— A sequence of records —
########

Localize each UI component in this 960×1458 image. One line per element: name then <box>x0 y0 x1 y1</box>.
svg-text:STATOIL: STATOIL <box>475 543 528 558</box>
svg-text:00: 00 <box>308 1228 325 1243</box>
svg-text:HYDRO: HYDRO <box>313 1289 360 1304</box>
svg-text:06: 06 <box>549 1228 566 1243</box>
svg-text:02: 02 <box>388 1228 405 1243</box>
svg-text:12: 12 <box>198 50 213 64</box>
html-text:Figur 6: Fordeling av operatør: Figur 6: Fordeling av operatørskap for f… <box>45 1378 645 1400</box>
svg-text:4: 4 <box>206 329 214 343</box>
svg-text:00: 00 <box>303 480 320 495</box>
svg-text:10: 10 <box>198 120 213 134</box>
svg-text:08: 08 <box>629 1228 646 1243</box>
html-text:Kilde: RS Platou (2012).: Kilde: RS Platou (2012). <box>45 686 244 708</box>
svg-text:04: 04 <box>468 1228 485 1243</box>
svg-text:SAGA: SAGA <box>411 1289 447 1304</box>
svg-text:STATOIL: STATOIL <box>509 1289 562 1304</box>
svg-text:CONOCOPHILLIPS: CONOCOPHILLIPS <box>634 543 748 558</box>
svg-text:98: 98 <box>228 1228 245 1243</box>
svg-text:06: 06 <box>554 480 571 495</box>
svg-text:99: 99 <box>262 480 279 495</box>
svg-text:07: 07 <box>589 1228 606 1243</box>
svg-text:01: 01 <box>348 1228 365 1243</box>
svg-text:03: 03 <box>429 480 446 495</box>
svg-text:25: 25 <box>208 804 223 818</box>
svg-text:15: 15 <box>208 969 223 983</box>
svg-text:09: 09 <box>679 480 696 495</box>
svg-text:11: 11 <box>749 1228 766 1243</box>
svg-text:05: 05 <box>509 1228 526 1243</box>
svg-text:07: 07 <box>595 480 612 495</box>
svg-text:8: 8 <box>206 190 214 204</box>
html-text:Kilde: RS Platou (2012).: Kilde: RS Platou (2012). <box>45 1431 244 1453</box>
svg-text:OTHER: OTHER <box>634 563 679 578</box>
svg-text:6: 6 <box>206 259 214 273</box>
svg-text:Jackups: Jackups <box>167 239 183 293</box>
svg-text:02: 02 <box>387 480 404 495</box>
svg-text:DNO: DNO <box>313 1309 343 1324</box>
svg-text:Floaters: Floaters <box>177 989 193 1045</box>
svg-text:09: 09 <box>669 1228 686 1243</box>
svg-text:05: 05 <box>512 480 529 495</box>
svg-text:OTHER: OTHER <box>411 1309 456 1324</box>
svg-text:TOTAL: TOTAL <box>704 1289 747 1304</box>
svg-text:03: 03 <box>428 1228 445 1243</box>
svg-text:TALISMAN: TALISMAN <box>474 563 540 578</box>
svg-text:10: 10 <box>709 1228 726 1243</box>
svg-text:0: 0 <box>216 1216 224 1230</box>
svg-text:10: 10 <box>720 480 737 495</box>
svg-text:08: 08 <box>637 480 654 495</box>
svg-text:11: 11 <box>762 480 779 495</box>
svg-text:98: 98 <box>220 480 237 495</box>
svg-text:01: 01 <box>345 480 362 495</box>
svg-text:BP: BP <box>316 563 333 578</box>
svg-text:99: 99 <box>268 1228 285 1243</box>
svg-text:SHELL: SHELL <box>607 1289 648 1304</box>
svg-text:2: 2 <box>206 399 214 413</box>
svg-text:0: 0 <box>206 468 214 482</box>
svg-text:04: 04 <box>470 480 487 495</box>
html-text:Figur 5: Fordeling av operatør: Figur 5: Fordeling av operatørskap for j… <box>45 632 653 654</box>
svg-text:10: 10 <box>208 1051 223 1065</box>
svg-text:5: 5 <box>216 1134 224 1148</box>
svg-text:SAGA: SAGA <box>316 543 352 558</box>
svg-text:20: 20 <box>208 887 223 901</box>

########

— PROBLEM DETAILS —
Convert every line of the items above into a JSON list of strings, one string per line, omitting any blank lines.

— ANSWER —
[
  "Localize each UI component in this 960×1458 image. One line per element: name then <box>x0 y0 x1 y1</box>.",
  "svg-text:STATOIL: STATOIL <box>475 543 528 558</box>",
  "svg-text:00: 00 <box>308 1228 325 1243</box>",
  "svg-text:HYDRO: HYDRO <box>313 1289 360 1304</box>",
  "svg-text:06: 06 <box>549 1228 566 1243</box>",
  "svg-text:02: 02 <box>388 1228 405 1243</box>",
  "svg-text:12: 12 <box>198 50 213 64</box>",
  "html-text:Figur 6: Fordeling av operatør: Figur 6: Fordeling av operatørskap for f… <box>45 1378 645 1400</box>",
  "svg-text:4: 4 <box>206 329 214 343</box>",
  "svg-text:00: 00 <box>303 480 320 495</box>",
  "svg-text:10: 10 <box>198 120 213 134</box>",
  "svg-text:08: 08 <box>629 1228 646 1243</box>",
  "html-text:Kilde: RS Platou (2012).: Kilde: RS Platou (2012). <box>45 686 244 708</box>",
  "svg-text:04: 04 <box>468 1228 485 1243</box>",
  "svg-text:SAGA: SAGA <box>411 1289 447 1304</box>",
  "svg-text:STATOIL: STATOIL <box>509 1289 562 1304</box>",
  "svg-text:CONOCOPHILLIPS: CONOCOPHILLIPS <box>634 543 748 558</box>",
  "svg-text:98: 98 <box>228 1228 245 1243</box>",
  "svg-text:06: 06 <box>554 480 571 495</box>",
  "svg-text:99: 99 <box>262 480 279 495</box>",
  "svg-text:07: 07 <box>589 1228 606 1243</box>",
  "svg-text:01: 01 <box>348 1228 365 1243</box>",
  "svg-text:03: 03 <box>429 480 446 495</box>",
  "svg-text:25: 25 <box>208 804 223 818</box>",
  "svg-text:15: 15 <box>208 969 223 983</box>",
  "svg-text:09: 09 <box>679 480 696 495</box>",
  "svg-text:11: 11 <box>749 1228 766 1243</box>",
  "svg-text:05: 05 <box>509 1228 526 1243</box>",
  "svg-text:07: 07 <box>595 480 612 495</box>",
  "svg-text:8: 8 <box>206 190 214 204</box>",
  "html-text:Kilde: RS Platou (2012).: Kilde: RS Platou (2012). <box>45 1431 244 1453</box>",
  "svg-text:OTHER: OTHER <box>634 563 679 578</box>",
  "svg-text:6: 6 <box>206 259 214 273</box>",
  "svg-text:Jackups: Jackups <box>167 239 183 293</box>",
  "svg-text:02: 02 <box>387 480 404 495</box>",
  "svg-text:DNO: DNO <box>313 1309 343 1324</box>",
  "svg-text:Floaters: Floaters <box>177 989 193 1045</box>",
  "svg-text:09: 09 <box>669 1228 686 1243</box>",
  "svg-text:05: 05 <box>512 480 529 495</box>",
  "svg-text:OTHER: OTHER <box>411 1309 456 1324</box>",
  "svg-text:TOTAL: TOTAL <box>704 1289 747 1304</box>",
  "svg-text:03: 03 <box>428 1228 445 1243</box>",
  "svg-text:TALISMAN: TALISMAN <box>474 563 540 578</box>",
  "svg-text:10: 10 <box>709 1228 726 1243</box>",
  "svg-text:0: 0 <box>216 1216 224 1230</box>",
  "svg-text:10: 10 <box>720 480 737 495</box>",
  "svg-text:08: 08 <box>637 480 654 495</box>",
  "svg-text:11: 11 <box>762 480 779 495</box>",
  "svg-text:98: 98 <box>220 480 237 495</box>",
  "svg-text:01: 01 <box>345 480 362 495</box>",
  "svg-text:BP: BP <box>316 563 333 578</box>",
  "svg-text:99: 99 <box>268 1228 285 1243</box>",
  "svg-text:SHELL: SHELL <box>607 1289 648 1304</box>",
  "svg-text:2: 2 <box>206 399 214 413</box>",
  "svg-text:0: 0 <box>206 468 214 482</box>",
  "svg-text:04: 04 <box>470 480 487 495</box>",
  "html-text:Figur 5: Fordeling av operatør: Figur 5: Fordeling av operatørskap for j… <box>45 632 653 654</box>",
  "svg-text:10: 10 <box>208 1051 223 1065</box>",
  "svg-text:5: 5 <box>216 1134 224 1148</box>",
  "svg-text:SAGA: SAGA <box>316 543 352 558</box>",
  "svg-text:20: 20 <box>208 887 223 901</box>"
]